GIVEN INSTRUCTION>
Reproduce each record below exactly as written.

INPUT RECORDS>
※ ※ ※
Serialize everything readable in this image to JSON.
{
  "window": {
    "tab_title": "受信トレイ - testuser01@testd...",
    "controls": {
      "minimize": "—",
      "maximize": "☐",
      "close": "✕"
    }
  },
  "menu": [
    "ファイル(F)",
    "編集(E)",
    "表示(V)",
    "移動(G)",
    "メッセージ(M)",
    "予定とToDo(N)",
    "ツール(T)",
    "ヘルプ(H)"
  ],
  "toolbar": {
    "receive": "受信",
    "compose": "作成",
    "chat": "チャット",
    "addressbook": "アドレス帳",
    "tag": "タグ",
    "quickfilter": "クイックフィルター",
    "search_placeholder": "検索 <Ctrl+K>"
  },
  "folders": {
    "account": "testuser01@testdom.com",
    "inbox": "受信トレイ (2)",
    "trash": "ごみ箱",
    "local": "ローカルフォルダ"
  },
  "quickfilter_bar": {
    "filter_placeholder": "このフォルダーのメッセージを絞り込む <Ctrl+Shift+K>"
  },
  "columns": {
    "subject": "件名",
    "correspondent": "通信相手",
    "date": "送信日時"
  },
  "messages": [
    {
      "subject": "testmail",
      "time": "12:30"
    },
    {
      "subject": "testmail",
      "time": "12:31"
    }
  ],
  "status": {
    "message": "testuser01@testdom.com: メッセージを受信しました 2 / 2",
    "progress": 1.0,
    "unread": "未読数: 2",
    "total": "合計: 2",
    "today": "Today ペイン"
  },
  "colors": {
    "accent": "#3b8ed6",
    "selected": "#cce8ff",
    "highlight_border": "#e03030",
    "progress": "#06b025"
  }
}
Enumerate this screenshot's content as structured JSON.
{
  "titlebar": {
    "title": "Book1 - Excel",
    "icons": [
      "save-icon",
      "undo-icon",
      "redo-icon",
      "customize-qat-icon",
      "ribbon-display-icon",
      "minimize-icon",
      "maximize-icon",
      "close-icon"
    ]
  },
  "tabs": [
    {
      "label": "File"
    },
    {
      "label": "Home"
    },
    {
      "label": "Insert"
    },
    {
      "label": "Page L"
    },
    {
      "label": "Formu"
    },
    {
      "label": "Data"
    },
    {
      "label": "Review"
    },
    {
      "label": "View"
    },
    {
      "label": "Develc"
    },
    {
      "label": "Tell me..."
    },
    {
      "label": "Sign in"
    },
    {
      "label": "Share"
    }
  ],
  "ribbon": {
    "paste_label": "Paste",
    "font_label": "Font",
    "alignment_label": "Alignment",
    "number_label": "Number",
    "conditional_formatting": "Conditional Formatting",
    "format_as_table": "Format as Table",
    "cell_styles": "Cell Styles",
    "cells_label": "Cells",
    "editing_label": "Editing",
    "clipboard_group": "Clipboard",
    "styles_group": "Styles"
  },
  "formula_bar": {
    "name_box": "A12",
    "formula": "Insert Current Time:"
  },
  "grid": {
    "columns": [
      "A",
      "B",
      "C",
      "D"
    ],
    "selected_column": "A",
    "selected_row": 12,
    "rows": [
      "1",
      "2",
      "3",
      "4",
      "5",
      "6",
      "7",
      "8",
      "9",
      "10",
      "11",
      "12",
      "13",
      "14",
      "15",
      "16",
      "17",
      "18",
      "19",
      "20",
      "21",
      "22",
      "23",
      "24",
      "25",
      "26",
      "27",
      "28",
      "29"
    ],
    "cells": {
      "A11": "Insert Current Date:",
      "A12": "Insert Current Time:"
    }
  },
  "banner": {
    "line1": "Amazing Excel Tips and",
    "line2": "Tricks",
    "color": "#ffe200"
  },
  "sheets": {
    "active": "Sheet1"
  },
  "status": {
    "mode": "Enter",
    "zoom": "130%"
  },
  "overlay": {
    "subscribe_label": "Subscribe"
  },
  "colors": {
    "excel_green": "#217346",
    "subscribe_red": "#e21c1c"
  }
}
※ ※ ※
ANSWER TO THE EXERCISE>
Serialize everything readable in this image to JSON.
{
  "window": {
    "tab_title": "受信トレイ - testuser01@testd...",
    "controls": {
      "minimize": "—",
      "maximize": "☐",
      "close": "✕"
    }
  },
  "menu": [
    "ファイル(F)",
    "編集(E)",
    "表示(V)",
    "移動(G)",
    "メッセージ(M)",
    "予定とToDo(N)",
    "ツール(T)",
    "ヘルプ(H)"
  ],
  "toolbar": {
    "receive": "受信",
    "compose": "作成",
    "chat": "チャット",
    "addressbook": "アドレス帳",
    "tag": "タグ",
    "quickfilter": "クイックフィルター",
    "search_placeholder": "検索 <Ctrl+K>"
  },
  "folders": {
    "account": "testuser01@testdom.com",
    "inbox": "受信トレイ (2)",
    "trash": "ごみ箱",
    "local": "ローカルフォルダ"
  },
  "quickfilter_bar": {
    "filter_placeholder": "このフォルダーのメッセージを絞り込む <Ctrl+Shift+K>"
  },
  "columns": {
    "subject": "件名",
    "correspondent": "通信相手",
    "date": "送信日時"
  },
  "messages": [
    {
      "subject": "testmail",
      "time": "12:30"
    },
    {
      "subject": "testmail",
      "time": "12:31"
    }
  ],
  "status": {
    "message": "testuser01@testdom.com: メッセージを受信しました 2 / 2",
    "progress": 1.0,
    "unread": "未読数: 2",
    "total": "合計: 2",
    "today": "Today ペイン"
  },
  "colors": {
    "accent": "#3b8ed6",
    "selected": "#cce8ff",
    "highlight_border": "#e03030",
    "progress": "#06b025"
  }
}
Enumerate this screenshot's content as structured JSON.
{
  "titlebar": {
    "title": "Book1 - Excel",
    "icons": [
      "save-icon",
      "undo-icon",
      "redo-icon",
      "customize-qat-icon",
      "ribbon-display-icon",
      "minimize-icon",
      "maximize-icon",
      "close-icon"
    ]
  },
  "tabs": [
    {
      "label": "File"
    },
    {
      "label": "Home"
    },
    {
      "label": "Insert"
    },
    {
      "label": "Page L"
    },
    {
      "label": "Formu"
    },
    {
      "label": "Data"
    },
    {
      "label": "Review"
    },
    {
      "label": "View"
    },
    {
      "label": "Develc"
    },
    {
      "label": "Tell me..."
    },
    {
      "label": "Sign in"
    },
    {
      "label": "Share"
    }
  ],
  "ribbon": {
    "paste_label": "Paste",
    "font_label": "Font",
    "alignment_label": "Alignment",
    "number_label": "Number",
    "conditional_formatting": "Conditional Formatting",
    "format_as_table": "Format as Table",
    "cell_styles": "Cell Styles",
    "cells_label": "Cells",
    "editing_label": "Editing",
    "clipboard_group": "Clipboard",
    "styles_group": "Styles"
  },
  "formula_bar": {
    "name_box": "A12",
    "formula": "Insert Current Time:"
  },
  "grid": {
    "columns": [
      "A",
      "B",
      "C",
      "D"
    ],
    "selected_column": "A",
    "selected_row": 12,
    "rows": [
      "1",
      "2",
      "3",
      "4",
      "5",
      "6",
      "7",
      "8",
      "9",
      "10",
      "11",
      "12",
      "13",
      "14",
      "15",
      "16",
      "17",
      "18",
      "19",
      "20",
      "21",
      "22",
      "23",
      "24",
      "25",
      "26",
      "27",
      "28",
      "29"
    ],
    "cells": {
      "A11": "Insert Current Date:",
      "A12": "Insert Current Time:"
    }
  },
  "banner": {
    "line1": "Amazing Excel Tips and",
    "line2": "Tricks",
    "color": "#ffe200"
  },
  "sheets": {
    "active": "Sheet1"
  },
  "status": {
    "mode": "Enter",
    "zoom": "130%"
  },
  "overlay": {
    "subscribe_label": "Subscribe"
  },
  "colors": {
    "excel_green": "#217346",
    "subscribe_red": "#e21c1c"
  }
}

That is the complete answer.